=== Provided records ===

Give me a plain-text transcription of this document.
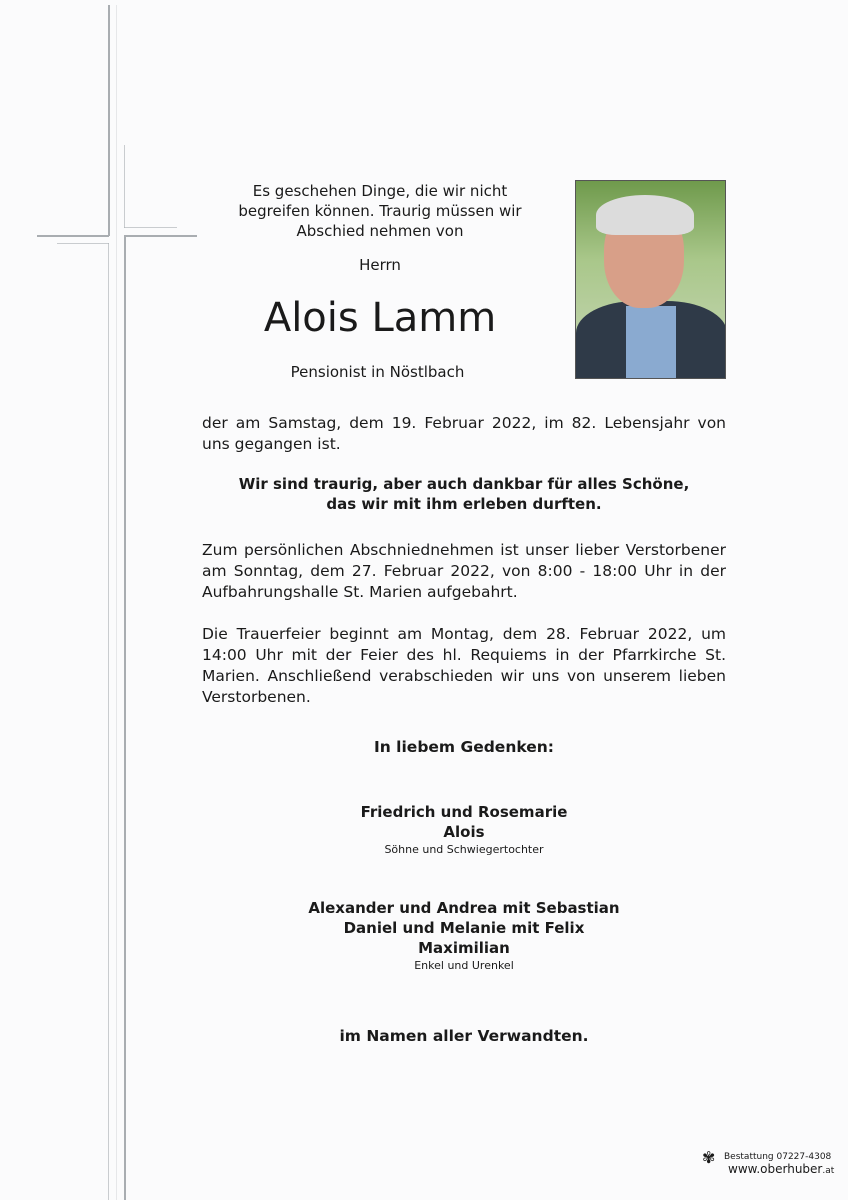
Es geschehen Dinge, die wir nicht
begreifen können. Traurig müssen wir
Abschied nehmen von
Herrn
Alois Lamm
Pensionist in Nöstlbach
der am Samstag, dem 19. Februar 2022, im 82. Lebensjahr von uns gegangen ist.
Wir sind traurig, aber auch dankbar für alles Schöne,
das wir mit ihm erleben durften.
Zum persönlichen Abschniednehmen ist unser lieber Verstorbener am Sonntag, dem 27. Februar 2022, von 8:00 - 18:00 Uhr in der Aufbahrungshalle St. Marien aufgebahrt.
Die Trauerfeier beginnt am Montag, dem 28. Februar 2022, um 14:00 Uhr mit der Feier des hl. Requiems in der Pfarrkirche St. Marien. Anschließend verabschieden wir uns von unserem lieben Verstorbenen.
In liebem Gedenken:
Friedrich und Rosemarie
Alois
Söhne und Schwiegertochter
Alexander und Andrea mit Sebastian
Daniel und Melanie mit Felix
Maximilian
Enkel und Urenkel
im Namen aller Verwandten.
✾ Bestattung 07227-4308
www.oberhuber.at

===
=== Provided records ===

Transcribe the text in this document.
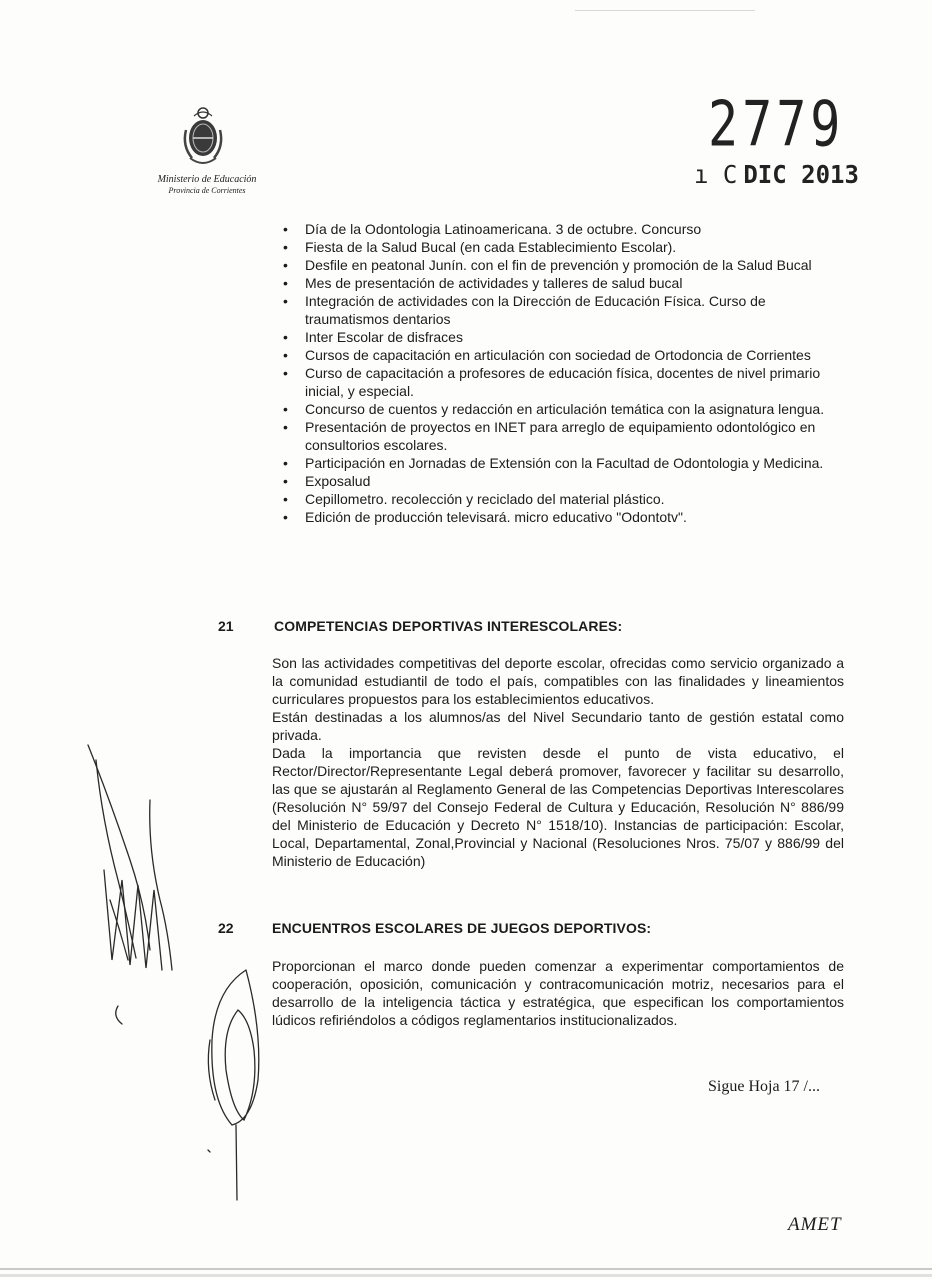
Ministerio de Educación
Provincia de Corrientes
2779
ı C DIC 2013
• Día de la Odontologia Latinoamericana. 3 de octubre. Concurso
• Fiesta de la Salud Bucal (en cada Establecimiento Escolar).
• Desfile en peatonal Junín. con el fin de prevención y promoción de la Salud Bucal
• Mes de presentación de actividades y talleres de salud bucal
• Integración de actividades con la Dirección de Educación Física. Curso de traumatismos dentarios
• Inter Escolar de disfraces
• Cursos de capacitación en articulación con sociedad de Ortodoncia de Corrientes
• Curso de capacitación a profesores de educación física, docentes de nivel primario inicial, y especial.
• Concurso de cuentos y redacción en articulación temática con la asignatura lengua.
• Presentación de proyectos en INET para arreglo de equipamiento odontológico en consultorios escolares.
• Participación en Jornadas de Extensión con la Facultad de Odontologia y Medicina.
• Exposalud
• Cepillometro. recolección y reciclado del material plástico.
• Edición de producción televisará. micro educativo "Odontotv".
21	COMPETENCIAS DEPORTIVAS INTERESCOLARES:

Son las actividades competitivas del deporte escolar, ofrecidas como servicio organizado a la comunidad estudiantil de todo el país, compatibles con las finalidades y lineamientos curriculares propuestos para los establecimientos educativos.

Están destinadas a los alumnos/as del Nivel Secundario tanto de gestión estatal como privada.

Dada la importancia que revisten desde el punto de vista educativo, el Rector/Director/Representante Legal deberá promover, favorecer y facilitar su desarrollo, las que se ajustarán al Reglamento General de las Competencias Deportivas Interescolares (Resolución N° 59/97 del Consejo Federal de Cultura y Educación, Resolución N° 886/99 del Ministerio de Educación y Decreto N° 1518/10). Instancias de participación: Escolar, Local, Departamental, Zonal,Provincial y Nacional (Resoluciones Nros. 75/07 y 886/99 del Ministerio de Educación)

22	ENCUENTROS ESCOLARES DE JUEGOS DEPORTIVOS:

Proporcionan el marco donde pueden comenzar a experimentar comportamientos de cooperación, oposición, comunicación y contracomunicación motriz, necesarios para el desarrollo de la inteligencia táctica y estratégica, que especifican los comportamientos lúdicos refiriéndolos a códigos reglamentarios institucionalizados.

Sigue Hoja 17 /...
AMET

===

Stated goal
For each line in the data above that contains the string "Concurso", extract the line.

Output for this exercise
• Día de la Odontologia Latinoamericana. 3 de octubre. Concurso
• Concurso de cuentos y redacción en articulación temática con la asignatura lengua.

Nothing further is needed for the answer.